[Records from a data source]
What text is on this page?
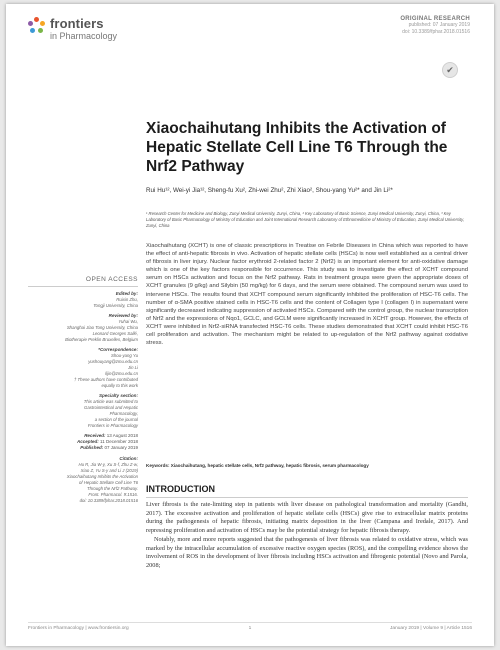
frontiers
in Pharmacology
ORIGINAL RESEARCH
published: 07 January 2019
doi: 10.3389/fphar.2018.01516
✔
Xiaochaihutang Inhibits the Activation of Hepatic Stellate Cell Line T6 Through the Nrf2 Pathway
Rui Hu¹², Wei-yi Jia¹², Sheng-fu Xu², Zhi-wei Zhu², Zhi Xiao², Shou-yang Yu²* and Jin Li²*
¹ Research Center for Medicine and Biology, Zunyi Medical University, Zunyi, China, ² Key Laboratory of Basic Science, Zunyi Medical University, Zunyi, China, ³ Key Laboratory of Basic Pharmacology of Ministry of Education and Joint International Research Laboratory of Ethnomedicine of Ministry of Education, Zunyi Medical University, Zunyi, China
OPEN ACCESS
Edited by:
Ruixin Zhu,
Tongji University, China
Reviewed by:
Yuhai Wu,
Shanghai Jiao Tong University, China
Leonard Georges Sallé,
Biotherapie Preklin Bruxelles, Belgium
*Correspondence:
Shou-yang Yu
yushouyang@zmu.edu.cn
Jin Li
lijin@zmu.edu.cn
† These authors have contributed
equally to this work
Specialty section:
This article was submitted to
Gastrointestinal and Hepatic
Pharmacology,
a section of the journal
Frontiers in Pharmacology
Received: 13 August 2018
Accepted: 11 December 2018
Published: 07 January 2019
Citation:
Hu R, Jia W-y, Xu S-f, Zhu Z-w,
Xiao Z, Yu S-y and Li J (2019)
Xiaochaihutang Inhibits the Activation
of Hepatic Stellate Cell Line T6
Through the Nrf2 Pathway.
Front. Pharmacol. 9:1516.
doi: 10.3389/fphar.2018.01516
Xiaochaihutang (XCHT) is one of classic prescriptions in Treatise on Febrile Diseases in China which was reported to have the effect of anti-hepatic fibrosis in vivo. Activation of hepatic stellate cells (HSCs) is now well established as a central driver of fibrosis in liver injury. Nuclear factor erythroid 2-related factor 2 (Nrf2) is an important element for anti-oxidative damage which is one of the key factors responsible for occurrence. This study was to investigate the effect of XCHT compound serum on HSCs activation and focus on the Nrf2 pathway. Rats in treatment groups were given the appropriate doses of XCHT granules (9 g/kg) and Silybin (50 mg/kg) for 6 days, and the serum were obtained. The compound serum was used to intervene HSCs. The results found that XCHT compound serum significantly inhibited the proliferation of HSC-T6 cells. The number of α-SMA positive stained cells in HSC-T6 cells and the content of Collagen type I (collagen I) in supernatant were significantly decreased indicating suppression of activated HSCs. Compared with the control group, the nuclear transcription of Nrf2 and the expressions of Nqo1, GCLC, and GCLM were significantly increased in XCHT group. However, the effects of XCHT were inhibited in Nrf2-siRNA transfected HSC-T6 cells. These studies demonstrated that XCHT could inhibit HSC-T6 cell proliferation and activation. The mechanism might be related to up-regulation of the Nrf2 pathway against oxidative stress.
Keywords: Xiaochaihutang, hepatic stellate cells, Nrf2 pathway, hepatic fibrosis, serum pharmacology
INTRODUCTION

Liver fibrosis is the rate-limiting step in patients with liver disease on pathological transformation and mortality (Gandhi, 2017). The excessive activation and proliferation of hepatic stellate cells (HSCs) give rise to extracellular matrix proteins during the pathogenesis of hepatic fibrosis, initiating matrix deposition in the liver (Campana and Iredale, 2017). And repressing proliferation and activation of HSCs may be the potential strategy for hepatic fibrosis therapy.

Notably, more and more reports suggested that the pathogenesis of liver fibrosis was related to oxidative stress, which was marked by the intracellular accumulation of excessive reactive oxygen species (ROS), and the compelling evidence shows the involvement of ROS in the development of liver fibrosis including HSCs activation and fibrogenic potential (Novo and Parola, 2008;

1
Frontiers in Pharmacology | www.frontiersin.org	January 2019 | Volume 9 | Article 1516
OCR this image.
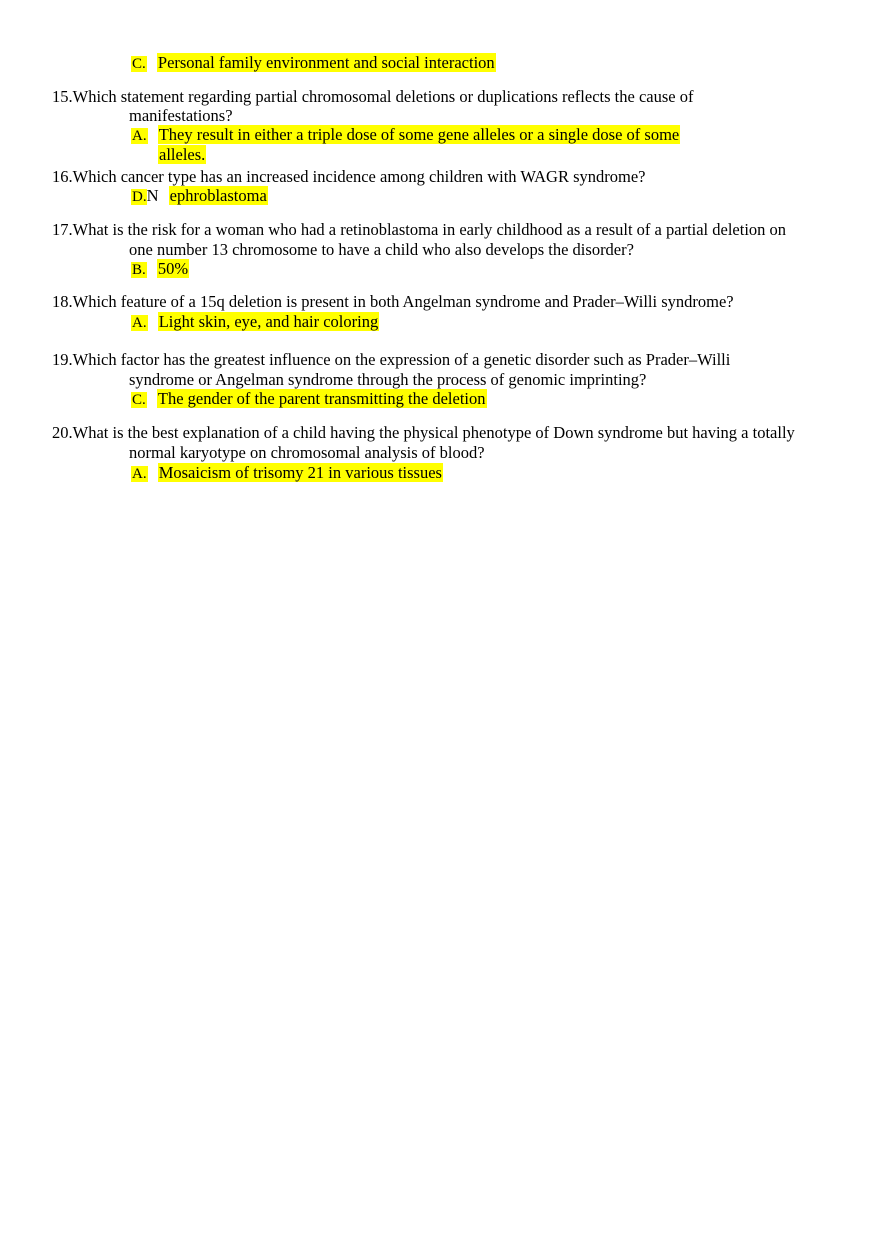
C. Personal family environment and social interaction
15.Which statement regarding partial chromosomal deletions or duplications reflects the cause of
manifestations?
A. They result in either a triple dose of some gene alleles or a single dose of some
alleles.
16.Which cancer type has an increased incidence among children with WAGR syndrome?
D.N ephroblastoma
17.What is the risk for a woman who had a retinoblastoma in early childhood as a result of a partial deletion on
one number 13 chromosome to have a child who also develops the disorder?
B. 50%
18.Which feature of a 15q deletion is present in both Angelman syndrome and Prader–Willi syndrome?
A. Light skin, eye, and hair coloring
19.Which factor has the greatest influence on the expression of a genetic disorder such as Prader–Willi
syndrome or Angelman syndrome through the process of genomic imprinting?
C. The gender of the parent transmitting the deletion
20.What is the best explanation of a child having the physical phenotype of Down syndrome but having a totally
normal karyotype on chromosomal analysis of blood?
A. Mosaicism of trisomy 21 in various tissues
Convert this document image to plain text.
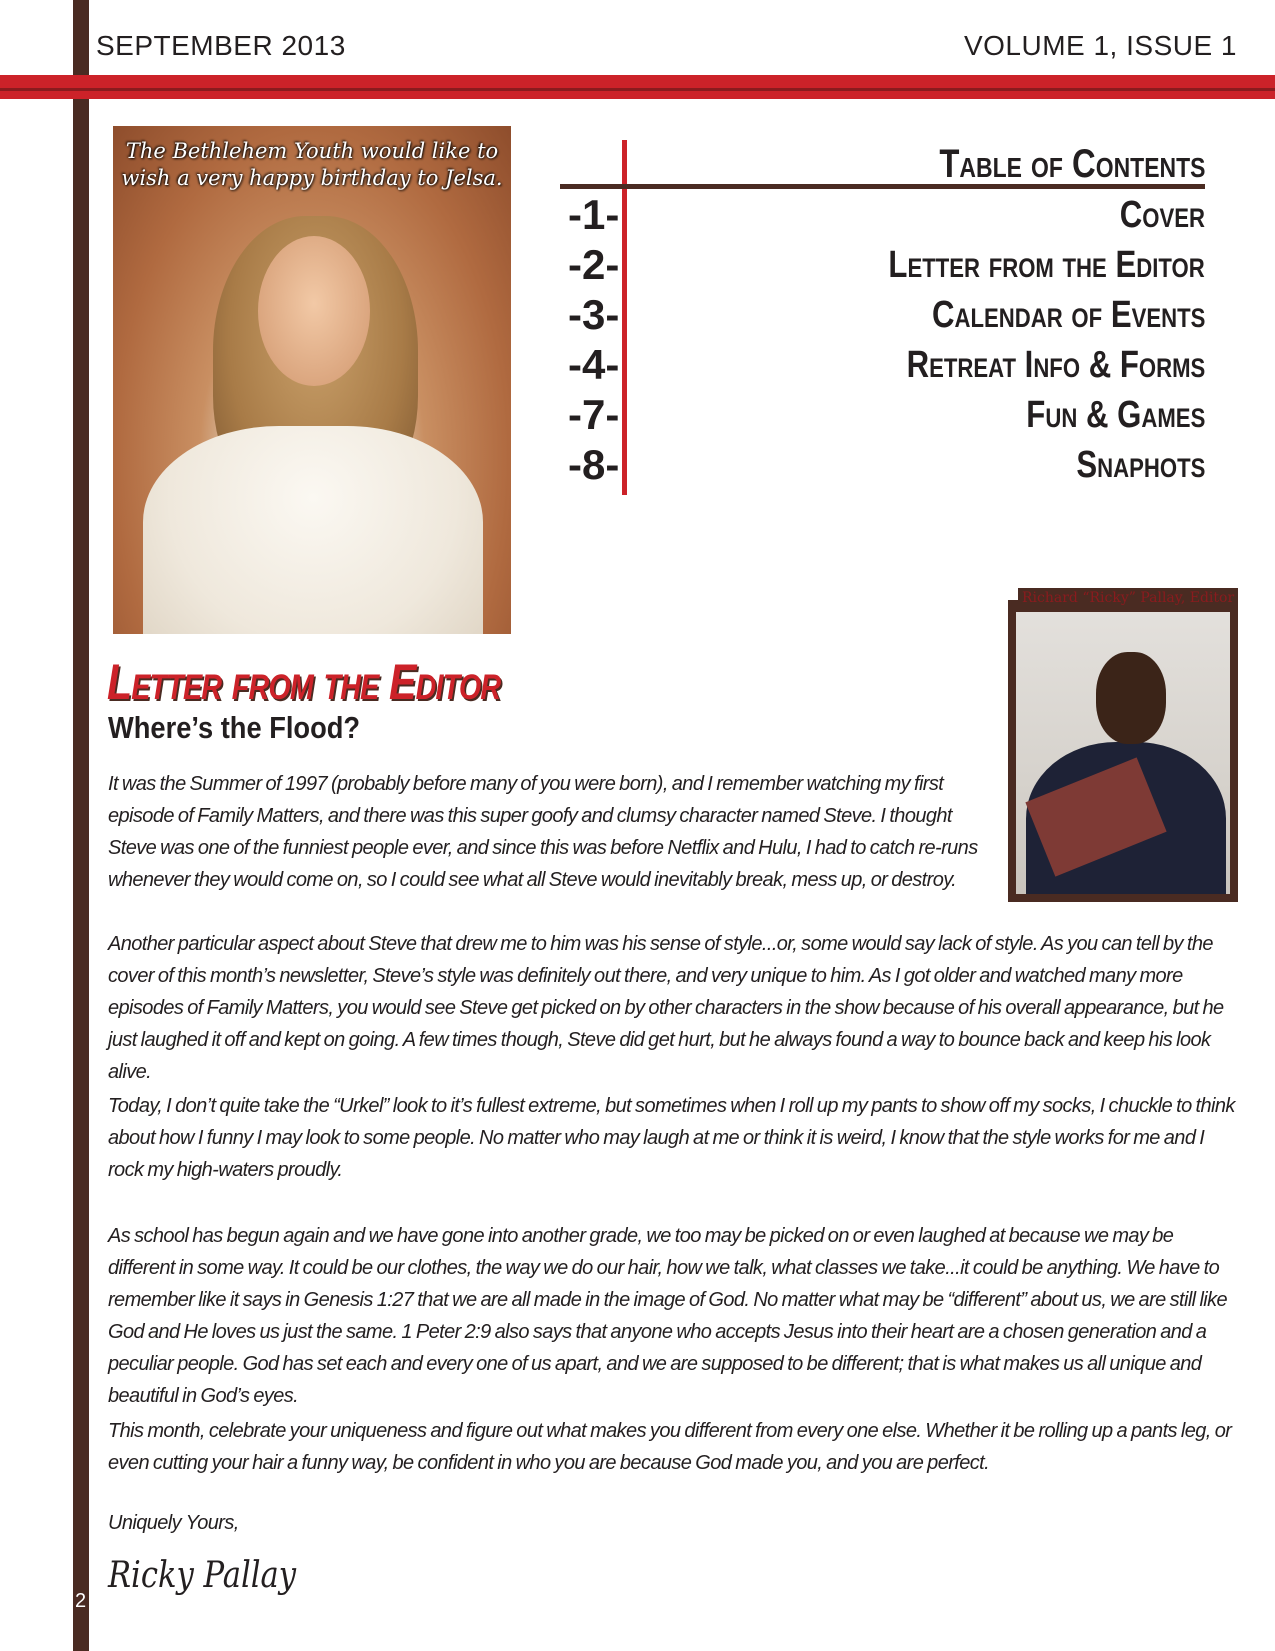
SEPTEMBER 2013	VOLUME 1, ISSUE 1
The Bethlehem Youth would like to wish a very happy birthday to Jelsa.	Table of Contents
-1-	Cover
-2-	Letter from the Editor
-3-	Calendar of Events
-4-	Retreat Info & Forms
-7-	Fun & Games
-8-	Snaphots
Richard “Ricky” Pallay, Editor
Letter from the Editor
Where’s the Flood?

It was the Summer of 1997 (probably before many of you were born), and I remember watching my first episode of Family Matters, and there was this super goofy and clumsy character named Steve. I thought Steve was one of the funniest people ever, and since this was before Netflix and Hulu, I had to catch re-runs whenever they would come on, so I could see what all Steve would inevitably break, mess up, or destroy.

Another particular aspect about Steve that drew me to him was his sense of style...or, some would say lack of style. As you can tell by the cover of this month’s newsletter, Steve’s style was definitely out there, and very unique to him. As I got older and watched many more episodes of Family Matters, you would see Steve get picked on by other characters in the show because of his overall appearance, but he just laughed it off and kept on going. A few times though, Steve did get hurt, but he always found a way to bounce back and keep his look alive.

Today, I don’t quite take the “Urkel” look to it’s fullest extreme, but sometimes when I roll up my pants to show off my socks, I chuckle to think about how I funny I may look to some people. No matter who may laugh at me or think it is weird, I know that the style works for me and I rock my high-waters proudly.

As school has begun again and we have gone into another grade, we too may be picked on or even laughed at because we may be different in some way. It could be our clothes, the way we do our hair, how we talk, what classes we take...it could be anything. We have to remember like it says in Genesis 1:27 that we are all made in the image of God. No matter what may be “different” about us, we are still like God and He loves us just the same. 1 Peter 2:9 also says that anyone who accepts Jesus into their heart are a chosen generation and a peculiar people. God has set each and every one of us apart, and we are supposed to be different; that is what makes us all unique and beautiful in God’s eyes.

This month, celebrate your uniqueness and figure out what makes you different from every one else. Whether it be rolling up a pants leg, or even cutting your hair a funny way, be confident in who you are because God made you, and you are perfect.

Uniquely Yours,
Ricky Pallay
2
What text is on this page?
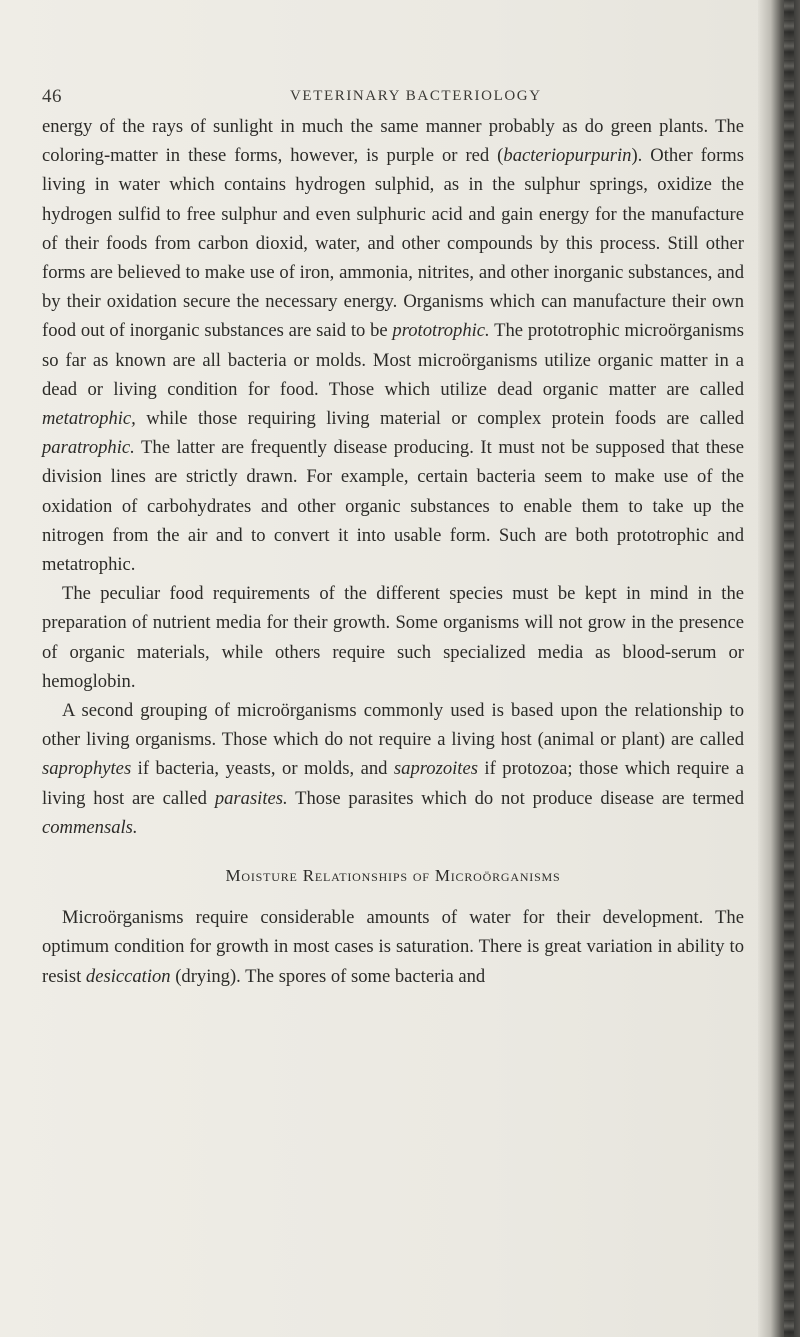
46	VETERINARY BACTERIOLOGY

energy of the rays of sunlight in much the same manner probably as do green plants. The coloring-matter in these forms, however, is purple or red (bacteriopurpurin). Other forms living in water which contains hydrogen sulphid, as in the sulphur springs, oxidize the hydrogen sulfid to free sulphur and even sulphuric acid and gain energy for the manufacture of their foods from carbon dioxid, water, and other compounds by this process. Still other forms are believed to make use of iron, ammonia, nitrites, and other inorganic substances, and by their oxidation secure the necessary energy. Organisms which can manufacture their own food out of inorganic substances are said to be prototrophic. The prototrophic microörganisms so far as known are all bacteria or molds. Most microörganisms utilize organic matter in a dead or living condition for food. Those which utilize dead organic matter are called metatrophic, while those requiring living material or complex protein foods are called paratrophic. The latter are frequently disease producing. It must not be supposed that these division lines are strictly drawn. For example, certain bacteria seem to make use of the oxidation of carbohydrates and other organic substances to enable them to take up the nitrogen from the air and to convert it into usable form. Such are both prototrophic and metatrophic.

The peculiar food requirements of the different species must be kept in mind in the preparation of nutrient media for their growth. Some organisms will not grow in the presence of organic materials, while others require such specialized media as blood-serum or hemoglobin.

A second grouping of microörganisms commonly used is based upon the relationship to other living organisms. Those which do not require a living host (animal or plant) are called saprophytes if bacteria, yeasts, or molds, and saprozoites if protozoa; those which require a living host are called parasites. Those parasites which do not produce disease are termed commensals.

Moisture Relationships of Microörganisms

Microörganisms require considerable amounts of water for their development. The optimum condition for growth in most cases is saturation. There is great variation in ability to resist desiccation (drying). The spores of some bacteria and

**Work request:** Line count for the word "style": give the number of lines in the entries above that contain it, and nothing more.

**Result of this exercise:** 2